## [TASK]
Repeat each line word for word.

━━━━━ DATA SHOWN

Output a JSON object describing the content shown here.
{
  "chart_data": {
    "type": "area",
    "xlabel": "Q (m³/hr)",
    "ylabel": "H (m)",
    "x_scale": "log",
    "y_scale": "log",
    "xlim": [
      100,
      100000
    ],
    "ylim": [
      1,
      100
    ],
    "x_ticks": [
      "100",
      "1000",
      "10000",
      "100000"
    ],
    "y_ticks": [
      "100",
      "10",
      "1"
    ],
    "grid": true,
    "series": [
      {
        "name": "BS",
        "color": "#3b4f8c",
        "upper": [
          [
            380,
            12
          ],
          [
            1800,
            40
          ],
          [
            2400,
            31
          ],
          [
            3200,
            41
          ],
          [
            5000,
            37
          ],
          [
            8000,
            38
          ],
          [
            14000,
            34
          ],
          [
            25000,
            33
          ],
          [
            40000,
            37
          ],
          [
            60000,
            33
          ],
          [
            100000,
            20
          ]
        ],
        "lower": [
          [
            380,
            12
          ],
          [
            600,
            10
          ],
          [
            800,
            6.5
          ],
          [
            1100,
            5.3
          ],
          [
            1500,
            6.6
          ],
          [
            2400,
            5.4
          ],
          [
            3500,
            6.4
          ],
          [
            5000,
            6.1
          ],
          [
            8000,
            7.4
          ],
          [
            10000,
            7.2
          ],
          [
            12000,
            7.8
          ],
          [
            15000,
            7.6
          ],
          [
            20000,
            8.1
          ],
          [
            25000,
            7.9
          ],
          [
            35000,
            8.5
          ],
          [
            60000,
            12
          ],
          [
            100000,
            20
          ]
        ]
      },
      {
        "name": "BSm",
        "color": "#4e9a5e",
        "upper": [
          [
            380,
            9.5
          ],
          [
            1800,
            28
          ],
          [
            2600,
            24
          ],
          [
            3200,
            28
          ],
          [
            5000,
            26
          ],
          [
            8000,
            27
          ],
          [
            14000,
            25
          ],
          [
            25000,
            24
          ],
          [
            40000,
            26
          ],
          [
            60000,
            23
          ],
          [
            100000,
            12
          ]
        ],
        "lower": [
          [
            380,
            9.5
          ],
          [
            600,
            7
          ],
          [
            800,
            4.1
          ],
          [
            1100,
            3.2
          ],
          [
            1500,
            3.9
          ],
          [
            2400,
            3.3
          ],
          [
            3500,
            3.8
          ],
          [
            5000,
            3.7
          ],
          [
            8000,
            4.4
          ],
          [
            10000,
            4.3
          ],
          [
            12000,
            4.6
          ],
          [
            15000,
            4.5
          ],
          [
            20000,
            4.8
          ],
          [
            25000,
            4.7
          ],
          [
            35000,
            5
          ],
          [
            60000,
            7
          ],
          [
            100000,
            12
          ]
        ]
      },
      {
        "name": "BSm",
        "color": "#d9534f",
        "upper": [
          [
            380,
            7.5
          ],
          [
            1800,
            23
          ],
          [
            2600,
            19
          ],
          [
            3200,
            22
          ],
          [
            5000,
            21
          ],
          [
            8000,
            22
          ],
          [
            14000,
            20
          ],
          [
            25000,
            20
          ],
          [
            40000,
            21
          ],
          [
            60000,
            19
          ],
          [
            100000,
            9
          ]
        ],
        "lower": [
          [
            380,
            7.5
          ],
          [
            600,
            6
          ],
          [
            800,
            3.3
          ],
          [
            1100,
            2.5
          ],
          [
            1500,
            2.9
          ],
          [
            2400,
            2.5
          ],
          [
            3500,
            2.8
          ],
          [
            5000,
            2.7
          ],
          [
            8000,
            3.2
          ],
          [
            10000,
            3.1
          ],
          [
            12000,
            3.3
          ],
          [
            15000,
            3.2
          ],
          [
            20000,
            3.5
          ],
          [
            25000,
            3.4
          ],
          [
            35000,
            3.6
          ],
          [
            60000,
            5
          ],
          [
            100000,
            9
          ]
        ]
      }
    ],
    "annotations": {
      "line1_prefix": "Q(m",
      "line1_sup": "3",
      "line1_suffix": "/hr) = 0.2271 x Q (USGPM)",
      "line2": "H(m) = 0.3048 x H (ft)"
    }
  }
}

━━━━━━━━━━

## [EXERCISE ANSWER]
Output a JSON object describing the content shown here.
{
  "chart_data": {
    "type": "area",
    "xlabel": "Q (m³/hr)",
    "ylabel": "H (m)",
    "x_scale": "log",
    "y_scale": "log",
    "xlim": [
      100,
      100000
    ],
    "ylim": [
      1,
      100
    ],
    "x_ticks": [
      "100",
      "1000",
      "10000",
      "100000"
    ],
    "y_ticks": [
      "100",
      "10",
      "1"
    ],
    "grid": true,
    "series": [
      {
        "name": "BS",
        "color": "#3b4f8c",
        "upper": [
          [
            380,
            12
          ],
          [
            1800,
            40
          ],
          [
            2400,
            31
          ],
          [
            3200,
            41
          ],
          [
            5000,
            37
          ],
          [
            8000,
            38
          ],
          [
            14000,
            34
          ],
          [
            25000,
            33
          ],
          [
            40000,
            37
          ],
          [
            60000,
            33
          ],
          [
            100000,
            20
          ]
        ],
        "lower": [
          [
            380,
            12
          ],
          [
            600,
            10
          ],
          [
            800,
            6.5
          ],
          [
            1100,
            5.3
          ],
          [
            1500,
            6.6
          ],
          [
            2400,
            5.4
          ],
          [
            3500,
            6.4
          ],
          [
            5000,
            6.1
          ],
          [
            8000,
            7.4
          ],
          [
            10000,
            7.2
          ],
          [
            12000,
            7.8
          ],
          [
            15000,
            7.6
          ],
          [
            20000,
            8.1
          ],
          [
            25000,
            7.9
          ],
          [
            35000,
            8.5
          ],
          [
            60000,
            12
          ],
          [
            100000,
            20
          ]
        ]
      },
      {
        "name": "BSm",
        "color": "#4e9a5e",
        "upper": [
          [
            380,
            9.5
          ],
          [
            1800,
            28
          ],
          [
            2600,
            24
          ],
          [
            3200,
            28
          ],
          [
            5000,
            26
          ],
          [
            8000,
            27
          ],
          [
            14000,
            25
          ],
          [
            25000,
            24
          ],
          [
            40000,
            26
          ],
          [
            60000,
            23
          ],
          [
            100000,
            12
          ]
        ],
        "lower": [
          [
            380,
            9.5
          ],
          [
            600,
            7
          ],
          [
            800,
            4.1
          ],
          [
            1100,
            3.2
          ],
          [
            1500,
            3.9
          ],
          [
            2400,
            3.3
          ],
          [
            3500,
            3.8
          ],
          [
            5000,
            3.7
          ],
          [
            8000,
            4.4
          ],
          [
            10000,
            4.3
          ],
          [
            12000,
            4.6
          ],
          [
            15000,
            4.5
          ],
          [
            20000,
            4.8
          ],
          [
            25000,
            4.7
          ],
          [
            35000,
            5
          ],
          [
            60000,
            7
          ],
          [
            100000,
            12
          ]
        ]
      },
      {
        "name": "BSm",
        "color": "#d9534f",
        "upper": [
          [
            380,
            7.5
          ],
          [
            1800,
            23
          ],
          [
            2600,
            19
          ],
          [
            3200,
            22
          ],
          [
            5000,
            21
          ],
          [
            8000,
            22
          ],
          [
            14000,
            20
          ],
          [
            25000,
            20
          ],
          [
            40000,
            21
          ],
          [
            60000,
            19
          ],
          [
            100000,
            9
          ]
        ],
        "lower": [
          [
            380,
            7.5
          ],
          [
            600,
            6
          ],
          [
            800,
            3.3
          ],
          [
            1100,
            2.5
          ],
          [
            1500,
            2.9
          ],
          [
            2400,
            2.5
          ],
          [
            3500,
            2.8
          ],
          [
            5000,
            2.7
          ],
          [
            8000,
            3.2
          ],
          [
            10000,
            3.1
          ],
          [
            12000,
            3.3
          ],
          [
            15000,
            3.2
          ],
          [
            20000,
            3.5
          ],
          [
            25000,
            3.4
          ],
          [
            35000,
            3.6
          ],
          [
            60000,
            5
          ],
          [
            100000,
            9
          ]
        ]
      }
    ],
    "annotations": {
      "line1_prefix": "Q(m",
      "line1_sup": "3",
      "line1_suffix": "/hr) = 0.2271 x Q (USGPM)",
      "line2": "H(m) = 0.3048 x H (ft)"
    }
  }
}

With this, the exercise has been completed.